Pick out every line holding the string "VDms" and copy it.

-----

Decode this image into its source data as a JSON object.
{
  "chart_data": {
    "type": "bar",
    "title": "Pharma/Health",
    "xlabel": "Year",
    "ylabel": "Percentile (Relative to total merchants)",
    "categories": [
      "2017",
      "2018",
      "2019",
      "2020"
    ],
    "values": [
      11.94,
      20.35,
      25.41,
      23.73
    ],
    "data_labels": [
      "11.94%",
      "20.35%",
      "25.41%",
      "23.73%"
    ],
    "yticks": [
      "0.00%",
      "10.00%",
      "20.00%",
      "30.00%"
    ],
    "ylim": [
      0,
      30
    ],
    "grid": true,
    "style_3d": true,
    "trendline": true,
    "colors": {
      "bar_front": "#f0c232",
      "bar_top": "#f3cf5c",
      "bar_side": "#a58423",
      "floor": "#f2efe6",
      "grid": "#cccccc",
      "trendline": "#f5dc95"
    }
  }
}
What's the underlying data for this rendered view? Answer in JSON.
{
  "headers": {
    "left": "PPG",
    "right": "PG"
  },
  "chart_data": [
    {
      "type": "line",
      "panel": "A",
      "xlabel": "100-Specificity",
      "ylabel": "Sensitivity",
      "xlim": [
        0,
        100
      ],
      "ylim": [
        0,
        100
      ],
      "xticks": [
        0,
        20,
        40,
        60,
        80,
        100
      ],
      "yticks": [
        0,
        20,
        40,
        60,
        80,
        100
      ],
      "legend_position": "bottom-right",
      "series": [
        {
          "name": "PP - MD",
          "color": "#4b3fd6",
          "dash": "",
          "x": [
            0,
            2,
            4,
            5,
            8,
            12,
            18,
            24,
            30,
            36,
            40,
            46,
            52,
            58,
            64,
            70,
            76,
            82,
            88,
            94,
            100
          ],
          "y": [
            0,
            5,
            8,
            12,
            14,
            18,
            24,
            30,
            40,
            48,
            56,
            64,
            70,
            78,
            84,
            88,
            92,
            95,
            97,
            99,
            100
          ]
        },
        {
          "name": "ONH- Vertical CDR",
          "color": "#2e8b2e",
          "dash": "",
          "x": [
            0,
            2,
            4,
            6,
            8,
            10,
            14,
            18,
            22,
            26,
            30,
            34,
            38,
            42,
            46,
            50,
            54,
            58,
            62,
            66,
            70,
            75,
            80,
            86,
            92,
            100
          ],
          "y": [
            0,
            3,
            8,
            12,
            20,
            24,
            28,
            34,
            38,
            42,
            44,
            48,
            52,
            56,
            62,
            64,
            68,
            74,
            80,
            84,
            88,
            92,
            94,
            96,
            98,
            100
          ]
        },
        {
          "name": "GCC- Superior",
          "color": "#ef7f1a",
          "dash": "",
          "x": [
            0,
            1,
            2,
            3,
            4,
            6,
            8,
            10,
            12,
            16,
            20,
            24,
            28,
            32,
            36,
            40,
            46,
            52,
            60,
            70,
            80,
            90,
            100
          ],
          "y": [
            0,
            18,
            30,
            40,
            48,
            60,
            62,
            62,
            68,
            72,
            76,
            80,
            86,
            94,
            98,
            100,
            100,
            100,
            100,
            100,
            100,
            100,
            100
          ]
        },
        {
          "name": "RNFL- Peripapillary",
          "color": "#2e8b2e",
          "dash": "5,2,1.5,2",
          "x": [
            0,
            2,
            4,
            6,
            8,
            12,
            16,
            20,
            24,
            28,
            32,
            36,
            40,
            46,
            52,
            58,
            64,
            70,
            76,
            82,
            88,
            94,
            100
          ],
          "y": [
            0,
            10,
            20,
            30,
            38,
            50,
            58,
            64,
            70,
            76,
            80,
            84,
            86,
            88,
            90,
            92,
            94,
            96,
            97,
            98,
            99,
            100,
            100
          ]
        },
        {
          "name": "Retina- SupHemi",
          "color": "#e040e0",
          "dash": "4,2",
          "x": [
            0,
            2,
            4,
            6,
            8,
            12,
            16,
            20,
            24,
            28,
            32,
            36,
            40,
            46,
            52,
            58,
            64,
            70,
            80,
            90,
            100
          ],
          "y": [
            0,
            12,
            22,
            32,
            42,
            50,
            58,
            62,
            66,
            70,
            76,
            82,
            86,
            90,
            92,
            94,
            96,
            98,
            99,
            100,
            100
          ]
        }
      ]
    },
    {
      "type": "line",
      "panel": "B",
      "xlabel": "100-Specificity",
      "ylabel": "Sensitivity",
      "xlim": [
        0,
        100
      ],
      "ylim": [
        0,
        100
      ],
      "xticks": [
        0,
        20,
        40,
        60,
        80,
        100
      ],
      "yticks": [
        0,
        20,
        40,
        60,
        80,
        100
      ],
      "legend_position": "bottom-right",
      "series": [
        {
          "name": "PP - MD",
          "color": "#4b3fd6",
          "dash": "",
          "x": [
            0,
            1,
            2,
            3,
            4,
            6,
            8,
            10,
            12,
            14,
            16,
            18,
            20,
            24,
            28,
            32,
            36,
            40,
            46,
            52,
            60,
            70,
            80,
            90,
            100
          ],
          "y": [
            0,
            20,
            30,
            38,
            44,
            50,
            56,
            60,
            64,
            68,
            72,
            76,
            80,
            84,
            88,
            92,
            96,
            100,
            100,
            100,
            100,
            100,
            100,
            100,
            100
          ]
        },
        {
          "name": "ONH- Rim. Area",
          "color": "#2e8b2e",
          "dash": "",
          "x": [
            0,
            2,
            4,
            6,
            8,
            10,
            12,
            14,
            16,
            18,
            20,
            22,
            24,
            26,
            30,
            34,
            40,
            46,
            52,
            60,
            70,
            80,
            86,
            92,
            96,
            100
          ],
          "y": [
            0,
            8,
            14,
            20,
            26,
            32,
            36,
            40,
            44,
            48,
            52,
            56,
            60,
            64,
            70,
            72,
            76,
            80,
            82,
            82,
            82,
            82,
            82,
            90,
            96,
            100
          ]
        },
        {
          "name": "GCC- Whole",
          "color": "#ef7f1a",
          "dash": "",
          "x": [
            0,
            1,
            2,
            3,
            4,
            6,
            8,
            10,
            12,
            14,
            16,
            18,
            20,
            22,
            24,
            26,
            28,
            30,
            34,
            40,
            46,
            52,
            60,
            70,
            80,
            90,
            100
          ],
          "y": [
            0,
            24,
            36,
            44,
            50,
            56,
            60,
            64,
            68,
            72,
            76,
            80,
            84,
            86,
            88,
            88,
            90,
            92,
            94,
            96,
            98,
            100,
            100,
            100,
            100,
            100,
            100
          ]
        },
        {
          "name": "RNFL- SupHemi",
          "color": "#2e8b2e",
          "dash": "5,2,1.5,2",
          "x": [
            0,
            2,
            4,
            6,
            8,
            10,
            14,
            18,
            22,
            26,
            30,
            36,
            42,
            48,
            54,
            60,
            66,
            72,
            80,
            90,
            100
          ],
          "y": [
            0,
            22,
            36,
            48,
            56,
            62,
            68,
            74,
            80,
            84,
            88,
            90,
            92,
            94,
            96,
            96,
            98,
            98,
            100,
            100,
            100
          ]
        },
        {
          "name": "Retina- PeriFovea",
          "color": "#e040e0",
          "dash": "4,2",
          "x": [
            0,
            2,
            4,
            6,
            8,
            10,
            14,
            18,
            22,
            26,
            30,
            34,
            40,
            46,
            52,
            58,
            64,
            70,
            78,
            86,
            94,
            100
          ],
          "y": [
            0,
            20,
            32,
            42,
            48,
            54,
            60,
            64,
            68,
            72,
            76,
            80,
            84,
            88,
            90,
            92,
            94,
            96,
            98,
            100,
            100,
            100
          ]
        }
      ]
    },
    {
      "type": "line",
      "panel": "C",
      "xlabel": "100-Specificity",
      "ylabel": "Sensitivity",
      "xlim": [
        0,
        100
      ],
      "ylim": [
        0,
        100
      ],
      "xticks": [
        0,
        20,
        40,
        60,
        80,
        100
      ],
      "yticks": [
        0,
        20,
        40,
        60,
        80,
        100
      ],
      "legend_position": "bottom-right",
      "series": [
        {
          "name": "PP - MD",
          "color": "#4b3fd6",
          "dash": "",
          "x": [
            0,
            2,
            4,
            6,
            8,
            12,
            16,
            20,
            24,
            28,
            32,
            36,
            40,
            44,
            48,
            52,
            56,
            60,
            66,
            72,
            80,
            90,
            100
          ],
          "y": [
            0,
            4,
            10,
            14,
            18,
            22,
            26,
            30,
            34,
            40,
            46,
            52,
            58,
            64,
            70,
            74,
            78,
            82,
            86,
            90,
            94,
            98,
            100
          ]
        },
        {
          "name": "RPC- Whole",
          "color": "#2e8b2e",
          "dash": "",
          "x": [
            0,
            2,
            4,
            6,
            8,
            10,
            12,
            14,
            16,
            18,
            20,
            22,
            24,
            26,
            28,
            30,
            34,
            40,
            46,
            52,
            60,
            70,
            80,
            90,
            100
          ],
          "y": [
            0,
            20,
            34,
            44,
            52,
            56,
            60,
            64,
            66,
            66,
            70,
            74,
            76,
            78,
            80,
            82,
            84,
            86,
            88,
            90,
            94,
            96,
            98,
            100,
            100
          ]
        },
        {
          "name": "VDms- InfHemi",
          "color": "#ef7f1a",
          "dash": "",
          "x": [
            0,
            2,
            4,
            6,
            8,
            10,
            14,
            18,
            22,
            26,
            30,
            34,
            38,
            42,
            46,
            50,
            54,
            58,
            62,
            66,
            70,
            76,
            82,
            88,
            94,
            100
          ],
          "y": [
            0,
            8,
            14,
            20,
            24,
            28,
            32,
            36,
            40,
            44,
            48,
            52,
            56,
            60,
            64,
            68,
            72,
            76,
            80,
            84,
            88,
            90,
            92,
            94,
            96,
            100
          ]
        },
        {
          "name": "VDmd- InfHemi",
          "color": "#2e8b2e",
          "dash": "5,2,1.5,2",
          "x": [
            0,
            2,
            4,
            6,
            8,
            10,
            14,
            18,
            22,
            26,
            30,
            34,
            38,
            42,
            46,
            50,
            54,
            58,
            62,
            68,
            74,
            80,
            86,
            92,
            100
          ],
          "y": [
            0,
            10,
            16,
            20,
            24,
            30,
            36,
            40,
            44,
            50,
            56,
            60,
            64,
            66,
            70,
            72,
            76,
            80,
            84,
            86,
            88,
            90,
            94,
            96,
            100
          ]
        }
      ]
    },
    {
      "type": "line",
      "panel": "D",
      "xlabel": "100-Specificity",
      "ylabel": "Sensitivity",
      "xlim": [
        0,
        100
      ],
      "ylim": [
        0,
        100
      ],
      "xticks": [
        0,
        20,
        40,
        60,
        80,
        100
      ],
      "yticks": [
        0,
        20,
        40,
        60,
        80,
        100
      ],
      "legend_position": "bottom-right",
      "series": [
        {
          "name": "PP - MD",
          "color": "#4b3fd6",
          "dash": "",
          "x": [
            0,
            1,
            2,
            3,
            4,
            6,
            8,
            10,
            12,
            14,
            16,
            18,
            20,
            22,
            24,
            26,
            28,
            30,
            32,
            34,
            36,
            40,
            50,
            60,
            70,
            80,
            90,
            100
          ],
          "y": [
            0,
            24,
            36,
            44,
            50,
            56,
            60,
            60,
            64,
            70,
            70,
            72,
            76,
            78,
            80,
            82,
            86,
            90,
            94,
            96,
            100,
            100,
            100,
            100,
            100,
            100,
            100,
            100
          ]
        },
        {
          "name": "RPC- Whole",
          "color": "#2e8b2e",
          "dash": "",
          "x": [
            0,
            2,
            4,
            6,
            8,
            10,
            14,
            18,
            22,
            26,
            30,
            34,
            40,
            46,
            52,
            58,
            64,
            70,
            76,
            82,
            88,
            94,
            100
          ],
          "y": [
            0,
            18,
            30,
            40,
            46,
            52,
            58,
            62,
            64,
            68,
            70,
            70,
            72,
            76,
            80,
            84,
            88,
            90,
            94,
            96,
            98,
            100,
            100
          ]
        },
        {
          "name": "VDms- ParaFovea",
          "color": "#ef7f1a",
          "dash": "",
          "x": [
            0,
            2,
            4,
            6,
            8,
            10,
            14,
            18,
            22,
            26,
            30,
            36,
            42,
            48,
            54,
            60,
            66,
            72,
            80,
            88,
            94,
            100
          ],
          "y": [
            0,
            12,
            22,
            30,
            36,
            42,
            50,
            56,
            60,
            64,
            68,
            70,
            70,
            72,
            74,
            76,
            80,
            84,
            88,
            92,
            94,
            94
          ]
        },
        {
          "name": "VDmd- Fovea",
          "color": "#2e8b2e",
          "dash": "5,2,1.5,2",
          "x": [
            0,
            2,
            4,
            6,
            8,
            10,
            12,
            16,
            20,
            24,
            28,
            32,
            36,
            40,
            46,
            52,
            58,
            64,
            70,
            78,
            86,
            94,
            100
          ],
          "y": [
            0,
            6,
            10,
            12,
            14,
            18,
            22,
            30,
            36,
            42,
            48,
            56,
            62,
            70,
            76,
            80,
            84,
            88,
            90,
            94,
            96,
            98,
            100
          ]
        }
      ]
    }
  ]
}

-----

- REPLY TO THE TASK -
          "name": "VDms- InfHemi",
          "name": "VDms- ParaFovea",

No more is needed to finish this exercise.